Problem to solve: In full and without alteration, give the listing again.

Extracted information:
+-------+
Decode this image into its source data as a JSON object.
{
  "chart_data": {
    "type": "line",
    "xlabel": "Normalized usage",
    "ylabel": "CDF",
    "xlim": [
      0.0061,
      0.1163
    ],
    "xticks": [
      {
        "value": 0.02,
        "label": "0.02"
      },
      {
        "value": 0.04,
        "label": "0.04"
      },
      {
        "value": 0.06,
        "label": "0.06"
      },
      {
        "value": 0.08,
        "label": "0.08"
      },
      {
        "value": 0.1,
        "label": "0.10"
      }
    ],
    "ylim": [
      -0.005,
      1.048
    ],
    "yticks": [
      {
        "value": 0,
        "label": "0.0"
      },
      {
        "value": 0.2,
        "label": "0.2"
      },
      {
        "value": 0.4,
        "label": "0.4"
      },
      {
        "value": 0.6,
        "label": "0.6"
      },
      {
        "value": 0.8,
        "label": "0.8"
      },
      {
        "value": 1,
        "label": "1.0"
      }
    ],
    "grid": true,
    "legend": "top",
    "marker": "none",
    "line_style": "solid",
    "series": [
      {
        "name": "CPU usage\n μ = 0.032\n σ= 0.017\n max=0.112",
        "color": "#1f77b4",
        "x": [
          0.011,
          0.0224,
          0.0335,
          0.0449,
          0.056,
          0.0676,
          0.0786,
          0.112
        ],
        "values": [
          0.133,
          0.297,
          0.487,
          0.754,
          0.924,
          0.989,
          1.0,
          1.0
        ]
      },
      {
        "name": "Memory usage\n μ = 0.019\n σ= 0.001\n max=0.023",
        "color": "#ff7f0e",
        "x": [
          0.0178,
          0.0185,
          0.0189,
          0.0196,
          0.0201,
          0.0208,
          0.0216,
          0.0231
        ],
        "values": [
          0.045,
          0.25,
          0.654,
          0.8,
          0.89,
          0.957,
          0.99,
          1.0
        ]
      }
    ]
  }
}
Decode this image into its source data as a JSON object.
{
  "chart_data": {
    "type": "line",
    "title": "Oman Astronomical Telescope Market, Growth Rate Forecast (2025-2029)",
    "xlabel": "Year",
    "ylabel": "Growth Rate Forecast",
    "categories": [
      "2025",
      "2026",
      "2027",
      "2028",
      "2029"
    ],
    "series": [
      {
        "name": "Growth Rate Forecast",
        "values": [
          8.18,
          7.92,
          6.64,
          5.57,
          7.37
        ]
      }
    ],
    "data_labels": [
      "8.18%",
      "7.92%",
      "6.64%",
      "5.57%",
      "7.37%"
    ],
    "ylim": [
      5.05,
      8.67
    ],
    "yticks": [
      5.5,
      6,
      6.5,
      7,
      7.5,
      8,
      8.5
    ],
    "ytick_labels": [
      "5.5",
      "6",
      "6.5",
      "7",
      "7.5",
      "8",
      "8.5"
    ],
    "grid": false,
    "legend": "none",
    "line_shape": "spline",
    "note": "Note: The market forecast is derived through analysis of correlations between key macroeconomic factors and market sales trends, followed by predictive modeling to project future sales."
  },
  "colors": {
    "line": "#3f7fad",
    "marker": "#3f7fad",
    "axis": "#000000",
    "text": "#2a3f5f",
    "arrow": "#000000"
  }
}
+-------+
Exercise response:
Decode this image into its source data as a JSON object.
{
  "chart_data": {
    "type": "line",
    "xlabel": "Normalized usage",
    "ylabel": "CDF",
    "xlim": [
      0.0061,
      0.1163
    ],
    "xticks": [
      {
        "value": 0.02,
        "label": "0.02"
      },
      {
        "value": 0.04,
        "label": "0.04"
      },
      {
        "value": 0.06,
        "label": "0.06"
      },
      {
        "value": 0.08,
        "label": "0.08"
      },
      {
        "value": 0.1,
        "label": "0.10"
      }
    ],
    "ylim": [
      -0.005,
      1.048
    ],
    "yticks": [
      {
        "value": 0,
        "label": "0.0"
      },
      {
        "value": 0.2,
        "label": "0.2"
      },
      {
        "value": 0.4,
        "label": "0.4"
      },
      {
        "value": 0.6,
        "label": "0.6"
      },
      {
        "value": 0.8,
        "label": "0.8"
      },
      {
        "value": 1,
        "label": "1.0"
      }
    ],
    "grid": true,
    "legend": "top",
    "marker": "none",
    "line_style": "solid",
    "series": [
      {
        "name": "CPU usage\n μ = 0.032\n σ= 0.017\n max=0.112",
        "color": "#1f77b4",
        "x": [
          0.011,
          0.0224,
          0.0335,
          0.0449,
          0.056,
          0.0676,
          0.0786,
          0.112
        ],
        "values": [
          0.133,
          0.297,
          0.487,
          0.754,
          0.924,
          0.989,
          1.0,
          1.0
        ]
      },
      {
        "name": "Memory usage\n μ = 0.019\n σ= 0.001\n max=0.023",
        "color": "#ff7f0e",
        "x": [
          0.0178,
          0.0185,
          0.0189,
          0.0196,
          0.0201,
          0.0208,
          0.0216,
          0.0231
        ],
        "values": [
          0.045,
          0.25,
          0.654,
          0.8,
          0.89,
          0.957,
          0.99,
          1.0
        ]
      }
    ]
  }
}
Decode this image into its source data as a JSON object.
{
  "chart_data": {
    "type": "line",
    "title": "Oman Astronomical Telescope Market, Growth Rate Forecast (2025-2029)",
    "xlabel": "Year",
    "ylabel": "Growth Rate Forecast",
    "categories": [
      "2025",
      "2026",
      "2027",
      "2028",
      "2029"
    ],
    "series": [
      {
        "name": "Growth Rate Forecast",
        "values": [
          8.18,
          7.92,
          6.64,
          5.57,
          7.37
        ]
      }
    ],
    "data_labels": [
      "8.18%",
      "7.92%",
      "6.64%",
      "5.57%",
      "7.37%"
    ],
    "ylim": [
      5.05,
      8.67
    ],
    "yticks": [
      5.5,
      6,
      6.5,
      7,
      7.5,
      8,
      8.5
    ],
    "ytick_labels": [
      "5.5",
      "6",
      "6.5",
      "7",
      "7.5",
      "8",
      "8.5"
    ],
    "grid": false,
    "legend": "none",
    "line_shape": "spline",
    "note": "Note: The market forecast is derived through analysis of correlations between key macroeconomic factors and market sales trends, followed by predictive modeling to project future sales."
  },
  "colors": {
    "line": "#3f7fad",
    "marker": "#3f7fad",
    "axis": "#000000",
    "text": "#2a3f5f",
    "arrow": "#000000"
  }
}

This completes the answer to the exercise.